■ Raw records ■
━━━━━━━━
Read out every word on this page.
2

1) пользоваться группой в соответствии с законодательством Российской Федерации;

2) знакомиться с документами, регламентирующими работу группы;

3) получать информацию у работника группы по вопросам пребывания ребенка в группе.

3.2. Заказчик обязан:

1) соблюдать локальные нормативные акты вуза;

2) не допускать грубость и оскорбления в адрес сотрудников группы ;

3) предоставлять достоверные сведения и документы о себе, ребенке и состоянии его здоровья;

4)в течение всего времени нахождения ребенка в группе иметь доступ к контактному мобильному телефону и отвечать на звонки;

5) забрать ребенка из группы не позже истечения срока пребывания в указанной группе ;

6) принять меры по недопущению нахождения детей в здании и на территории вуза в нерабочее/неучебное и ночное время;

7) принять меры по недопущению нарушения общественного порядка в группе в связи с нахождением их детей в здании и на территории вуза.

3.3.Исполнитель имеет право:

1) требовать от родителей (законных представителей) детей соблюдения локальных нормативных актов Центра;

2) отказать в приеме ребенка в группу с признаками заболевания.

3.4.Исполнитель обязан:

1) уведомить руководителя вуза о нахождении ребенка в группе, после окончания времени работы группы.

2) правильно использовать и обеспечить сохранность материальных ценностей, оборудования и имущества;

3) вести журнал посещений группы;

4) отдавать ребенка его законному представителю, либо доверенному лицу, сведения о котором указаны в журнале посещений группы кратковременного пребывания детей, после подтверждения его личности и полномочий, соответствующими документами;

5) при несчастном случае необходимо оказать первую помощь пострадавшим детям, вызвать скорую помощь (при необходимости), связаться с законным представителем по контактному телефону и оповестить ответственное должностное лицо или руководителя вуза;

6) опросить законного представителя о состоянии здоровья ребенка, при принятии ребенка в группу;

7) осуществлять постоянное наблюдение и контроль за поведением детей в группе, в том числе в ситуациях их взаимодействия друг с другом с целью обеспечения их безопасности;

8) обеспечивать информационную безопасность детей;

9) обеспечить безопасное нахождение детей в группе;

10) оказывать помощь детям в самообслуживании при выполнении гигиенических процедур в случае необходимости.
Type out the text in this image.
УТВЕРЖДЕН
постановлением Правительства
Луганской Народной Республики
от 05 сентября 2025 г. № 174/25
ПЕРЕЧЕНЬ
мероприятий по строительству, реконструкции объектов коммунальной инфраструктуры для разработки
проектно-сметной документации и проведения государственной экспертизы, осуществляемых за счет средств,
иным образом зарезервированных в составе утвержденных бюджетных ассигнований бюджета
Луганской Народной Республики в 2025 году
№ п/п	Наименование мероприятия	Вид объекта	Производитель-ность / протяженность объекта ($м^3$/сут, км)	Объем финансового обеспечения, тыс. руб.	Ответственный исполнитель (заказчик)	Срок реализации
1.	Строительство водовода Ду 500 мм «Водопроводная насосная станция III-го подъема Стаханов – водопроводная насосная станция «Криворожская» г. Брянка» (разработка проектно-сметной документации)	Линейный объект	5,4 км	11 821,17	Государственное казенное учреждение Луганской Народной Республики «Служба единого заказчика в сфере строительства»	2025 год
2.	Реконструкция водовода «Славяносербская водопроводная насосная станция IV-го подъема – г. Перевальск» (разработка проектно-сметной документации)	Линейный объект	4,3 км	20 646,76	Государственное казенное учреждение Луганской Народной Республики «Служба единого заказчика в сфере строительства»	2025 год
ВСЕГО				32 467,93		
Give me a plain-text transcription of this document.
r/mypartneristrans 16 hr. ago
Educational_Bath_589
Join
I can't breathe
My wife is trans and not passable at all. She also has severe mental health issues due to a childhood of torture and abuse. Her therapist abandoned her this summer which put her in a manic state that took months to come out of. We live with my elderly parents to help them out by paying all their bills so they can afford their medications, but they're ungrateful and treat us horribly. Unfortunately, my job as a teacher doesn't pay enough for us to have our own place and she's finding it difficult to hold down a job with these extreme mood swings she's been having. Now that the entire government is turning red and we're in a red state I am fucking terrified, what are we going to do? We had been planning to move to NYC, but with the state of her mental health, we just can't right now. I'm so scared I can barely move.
━━━━━━━━
■ Task statement ■
Lines that hold "недопущению" are the ones to copy; find all of them.

■ Final answer ■
6) принять меры по недопущению нахождения детей в здании и на территории вуза в нерабочее/неучебное и ночное время;
7) принять меры по недопущению нарушения общественного порядка в группе в связи с нахождением их детей в здании и на территории вуза.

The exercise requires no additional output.